- Brief -
Reproduce each line exactly.
* * * * *
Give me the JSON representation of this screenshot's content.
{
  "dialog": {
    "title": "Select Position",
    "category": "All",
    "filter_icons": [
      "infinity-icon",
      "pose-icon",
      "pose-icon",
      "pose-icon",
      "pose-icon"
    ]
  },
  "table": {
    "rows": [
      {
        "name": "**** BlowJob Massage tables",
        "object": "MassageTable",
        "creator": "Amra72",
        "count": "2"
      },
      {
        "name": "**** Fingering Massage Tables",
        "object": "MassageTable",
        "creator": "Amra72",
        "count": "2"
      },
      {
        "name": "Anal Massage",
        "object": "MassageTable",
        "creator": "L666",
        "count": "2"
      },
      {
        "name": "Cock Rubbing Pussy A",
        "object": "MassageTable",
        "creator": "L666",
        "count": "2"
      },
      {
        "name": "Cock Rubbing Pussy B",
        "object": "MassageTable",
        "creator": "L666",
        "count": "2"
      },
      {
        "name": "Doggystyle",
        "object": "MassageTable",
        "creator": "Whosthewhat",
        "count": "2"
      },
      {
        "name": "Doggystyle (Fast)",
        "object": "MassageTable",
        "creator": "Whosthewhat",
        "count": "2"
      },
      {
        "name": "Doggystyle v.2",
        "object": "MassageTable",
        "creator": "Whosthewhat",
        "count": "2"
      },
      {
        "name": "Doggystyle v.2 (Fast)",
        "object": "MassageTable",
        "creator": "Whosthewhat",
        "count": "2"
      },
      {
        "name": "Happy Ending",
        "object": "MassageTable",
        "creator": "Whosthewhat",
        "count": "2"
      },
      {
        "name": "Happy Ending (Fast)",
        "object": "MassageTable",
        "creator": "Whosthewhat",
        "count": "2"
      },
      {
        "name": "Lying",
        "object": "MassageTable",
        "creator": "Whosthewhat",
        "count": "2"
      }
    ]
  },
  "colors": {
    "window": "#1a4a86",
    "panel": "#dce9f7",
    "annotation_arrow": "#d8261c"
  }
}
* * * * *
- Full response -
Give me the JSON representation of this screenshot's content.
{
  "dialog": {
    "title": "Select Position",
    "category": "All",
    "filter_icons": [
      "infinity-icon",
      "pose-icon",
      "pose-icon",
      "pose-icon",
      "pose-icon"
    ]
  },
  "table": {
    "rows": [
      {
        "name": "**** BlowJob Massage tables",
        "object": "MassageTable",
        "creator": "Amra72",
        "count": "2"
      },
      {
        "name": "**** Fingering Massage Tables",
        "object": "MassageTable",
        "creator": "Amra72",
        "count": "2"
      },
      {
        "name": "Anal Massage",
        "object": "MassageTable",
        "creator": "L666",
        "count": "2"
      },
      {
        "name": "Cock Rubbing Pussy A",
        "object": "MassageTable",
        "creator": "L666",
        "count": "2"
      },
      {
        "name": "Cock Rubbing Pussy B",
        "object": "MassageTable",
        "creator": "L666",
        "count": "2"
      },
      {
        "name": "Doggystyle",
        "object": "MassageTable",
        "creator": "Whosthewhat",
        "count": "2"
      },
      {
        "name": "Doggystyle (Fast)",
        "object": "MassageTable",
        "creator": "Whosthewhat",
        "count": "2"
      },
      {
        "name": "Doggystyle v.2",
        "object": "MassageTable",
        "creator": "Whosthewhat",
        "count": "2"
      },
      {
        "name": "Doggystyle v.2 (Fast)",
        "object": "MassageTable",
        "creator": "Whosthewhat",
        "count": "2"
      },
      {
        "name": "Happy Ending",
        "object": "MassageTable",
        "creator": "Whosthewhat",
        "count": "2"
      },
      {
        "name": "Happy Ending (Fast)",
        "object": "MassageTable",
        "creator": "Whosthewhat",
        "count": "2"
      },
      {
        "name": "Lying",
        "object": "MassageTable",
        "creator": "Whosthewhat",
        "count": "2"
      }
    ]
  },
  "colors": {
    "window": "#1a4a86",
    "panel": "#dce9f7",
    "annotation_arrow": "#d8261c"
  }
}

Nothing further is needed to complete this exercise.